"""
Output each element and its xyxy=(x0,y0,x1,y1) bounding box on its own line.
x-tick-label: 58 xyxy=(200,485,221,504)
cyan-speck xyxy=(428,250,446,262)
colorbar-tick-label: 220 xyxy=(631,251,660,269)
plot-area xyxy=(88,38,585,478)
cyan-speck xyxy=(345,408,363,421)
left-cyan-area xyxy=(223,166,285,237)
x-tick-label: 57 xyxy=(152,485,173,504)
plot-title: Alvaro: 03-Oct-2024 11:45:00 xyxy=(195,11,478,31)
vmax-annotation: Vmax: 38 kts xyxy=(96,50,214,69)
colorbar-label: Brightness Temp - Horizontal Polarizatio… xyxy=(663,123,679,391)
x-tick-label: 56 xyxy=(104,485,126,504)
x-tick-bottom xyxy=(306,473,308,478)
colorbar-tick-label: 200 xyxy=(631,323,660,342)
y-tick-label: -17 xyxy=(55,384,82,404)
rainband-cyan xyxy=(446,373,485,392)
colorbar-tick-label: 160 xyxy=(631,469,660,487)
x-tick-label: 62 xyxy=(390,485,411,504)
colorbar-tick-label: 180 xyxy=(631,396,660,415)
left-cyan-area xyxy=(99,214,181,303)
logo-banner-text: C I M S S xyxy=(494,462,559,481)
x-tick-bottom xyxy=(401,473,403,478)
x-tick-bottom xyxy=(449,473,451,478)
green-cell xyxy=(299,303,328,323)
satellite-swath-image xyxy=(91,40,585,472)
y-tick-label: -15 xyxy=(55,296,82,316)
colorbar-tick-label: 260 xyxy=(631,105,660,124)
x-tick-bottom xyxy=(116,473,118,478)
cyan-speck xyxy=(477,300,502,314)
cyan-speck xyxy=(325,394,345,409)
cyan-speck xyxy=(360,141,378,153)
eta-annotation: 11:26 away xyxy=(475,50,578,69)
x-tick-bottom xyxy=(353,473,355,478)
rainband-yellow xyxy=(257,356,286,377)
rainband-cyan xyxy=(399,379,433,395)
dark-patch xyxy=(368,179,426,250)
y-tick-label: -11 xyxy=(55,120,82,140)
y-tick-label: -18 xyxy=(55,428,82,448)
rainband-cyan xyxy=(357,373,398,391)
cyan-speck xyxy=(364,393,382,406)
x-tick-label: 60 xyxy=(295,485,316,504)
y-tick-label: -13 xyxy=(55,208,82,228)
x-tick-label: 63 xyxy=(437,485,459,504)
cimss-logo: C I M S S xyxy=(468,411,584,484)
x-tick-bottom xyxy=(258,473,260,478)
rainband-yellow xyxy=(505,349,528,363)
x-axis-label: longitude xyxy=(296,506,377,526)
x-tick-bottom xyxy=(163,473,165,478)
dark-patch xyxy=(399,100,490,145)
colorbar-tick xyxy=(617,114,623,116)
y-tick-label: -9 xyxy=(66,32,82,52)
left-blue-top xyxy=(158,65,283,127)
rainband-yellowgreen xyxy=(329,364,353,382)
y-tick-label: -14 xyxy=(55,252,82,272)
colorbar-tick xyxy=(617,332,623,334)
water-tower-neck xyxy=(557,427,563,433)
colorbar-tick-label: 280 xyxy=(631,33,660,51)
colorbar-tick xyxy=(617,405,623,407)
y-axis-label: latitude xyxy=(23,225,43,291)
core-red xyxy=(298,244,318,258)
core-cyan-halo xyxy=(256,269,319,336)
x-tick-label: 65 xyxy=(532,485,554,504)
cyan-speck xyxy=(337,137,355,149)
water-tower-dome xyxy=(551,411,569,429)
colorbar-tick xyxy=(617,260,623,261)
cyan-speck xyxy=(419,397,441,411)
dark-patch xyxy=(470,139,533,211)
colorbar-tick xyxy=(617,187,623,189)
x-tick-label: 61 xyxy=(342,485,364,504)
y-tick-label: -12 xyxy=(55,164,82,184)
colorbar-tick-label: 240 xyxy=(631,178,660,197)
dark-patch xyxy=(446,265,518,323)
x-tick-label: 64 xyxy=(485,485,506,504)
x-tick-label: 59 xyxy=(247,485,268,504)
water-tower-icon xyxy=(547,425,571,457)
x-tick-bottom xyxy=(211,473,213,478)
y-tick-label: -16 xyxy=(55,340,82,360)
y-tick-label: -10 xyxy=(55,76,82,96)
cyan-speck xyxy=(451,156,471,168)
"""
Written exercise
Render the entries above, from the first line through the line containing "x-tick-bottom xyxy=(306,473,308,478)" (both included), as a Markdown table with the columns Row and Line. Give each line a row number and omit blank lines.

Solution
| Row | Line |
|---|---|
| 1 | Output each element and its xyxy=(x0,y0,x1,y1) bounding box on its own line. |
| 2 | x-tick-label: 58 xyxy=(200,485,221,504) |
| 3 | cyan-speck xyxy=(428,250,446,262) |
| 4 | colorbar-tick-label: 220 xyxy=(631,251,660,269) |
| 5 | plot-area xyxy=(88,38,585,478) |
| 6 | cyan-speck xyxy=(345,408,363,421) |
| 7 | left-cyan-area xyxy=(223,166,285,237) |
| 8 | x-tick-label: 57 xyxy=(152,485,173,504) |
| 9 | plot-title: Alvaro: 03-Oct-2024 11:45:00 xyxy=(195,11,478,31) |
| 10 | vmax-annotation: Vmax: 38 kts xyxy=(96,50,214,69) |
| 11 | colorbar-label: Brightness Temp - Horizontal Polarizatio… xyxy=(663,123,679,391) |
| 12 | x-tick-label: 56 xyxy=(104,485,126,504) |
| 13 | x-tick-bottom xyxy=(306,473,308,478) |